**GIVEN TASK:** Set the listing down again in full, word for word, with the pictures left out.

[Saved data entries]
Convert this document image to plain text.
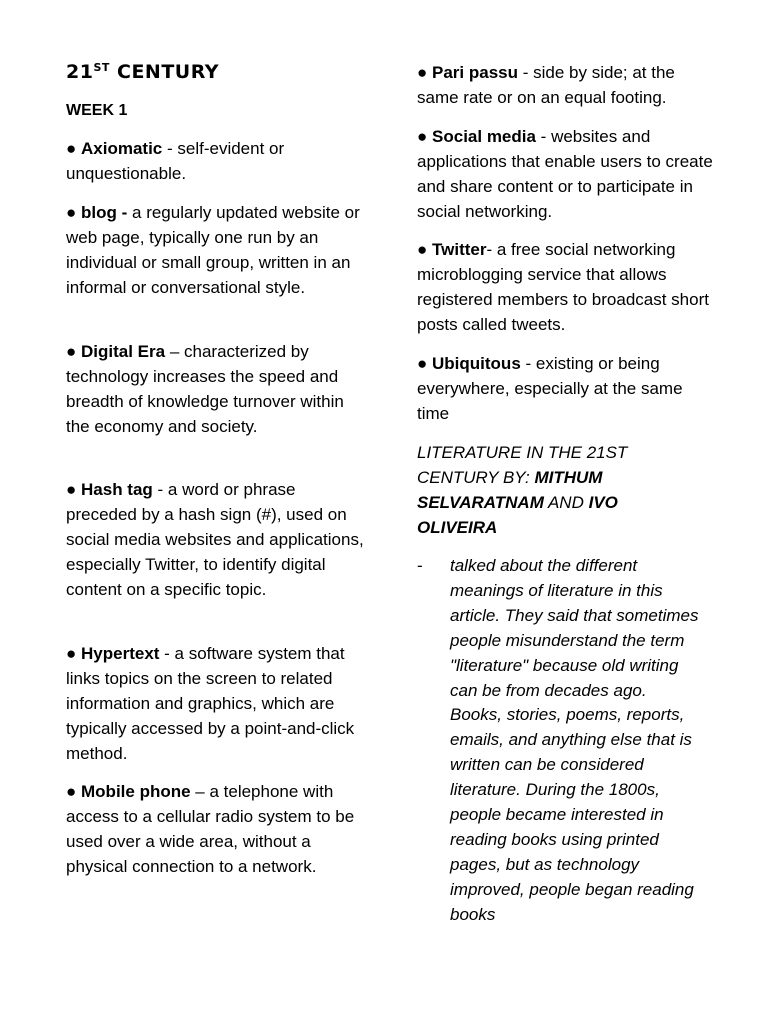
21ST CENTURY

WEEK 1

● Axiomatic - self-evident or unquestionable.

● blog - a regularly updated website or web page, typically one run by an individual or small group, written in an informal or conversational style.

● Digital Era – characterized by technology increases the speed and breadth of knowledge turnover within the economy and society.

● Hash tag - a word or phrase preceded by a hash sign (#), used on social media websites and applications, especially Twitter, to identify digital content on a specific topic.

● Hypertext - a software system that links topics on the screen to related information and graphics, which are typically accessed by a point-and-click method.

● Mobile phone – a telephone with access to a cellular radio system to be used over a wide area, without a physical connection to a network.

● Pari passu - side by side; at the same rate or on an equal footing.

● Social media - websites and applications that enable users to create and share content or to participate in social networking.

● Twitter- a free social networking microblogging service that allows registered members to broadcast short posts called tweets.

● Ubiquitous - existing or being everywhere, especially at the same time

LITERATURE IN THE 21ST CENTURY BY: MITHUM SELVARATNAM AND IVO OLIVEIRA

- talked about the different meanings of literature in this article. They said that sometimes people misunderstand the term "literature" because old writing can be from decades ago. Books, stories, poems, reports, emails, and anything else that is written can be considered literature. During the 1800s, people became interested in reading books using printed pages, but as technology improved, people began reading books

**RESULT BELOW:**
Convert this document image to plain text.
21ST CENTURY

WEEK 1

● Axiomatic - self-evident or unquestionable.

● blog - a regularly updated website or web page, typically one run by an individual or small group, written in an informal or conversational style.

● Digital Era – characterized by technology increases the speed and breadth of knowledge turnover within the economy and society.

● Hash tag - a word or phrase preceded by a hash sign (#), used on social media websites and applications, especially Twitter, to identify digital content on a specific topic.

● Hypertext - a software system that links topics on the screen to related information and graphics, which are typically accessed by a point-and-click method.

● Mobile phone – a telephone with access to a cellular radio system to be used over a wide area, without a physical connection to a network.

● Pari passu - side by side; at the same rate or on an equal footing.

● Social media - websites and applications that enable users to create and share content or to participate in social networking.

● Twitter- a free social networking microblogging service that allows registered members to broadcast short posts called tweets.

● Ubiquitous - existing or being everywhere, especially at the same time

LITERATURE IN THE 21ST CENTURY BY: MITHUM SELVARATNAM AND IVO OLIVEIRA

- talked about the different meanings of literature in this article. They said that sometimes people misunderstand the term "literature" because old writing can be from decades ago. Books, stories, poems, reports, emails, and anything else that is written can be considered literature. During the 1800s, people became interested in reading books using printed pages, but as technology improved, people began reading books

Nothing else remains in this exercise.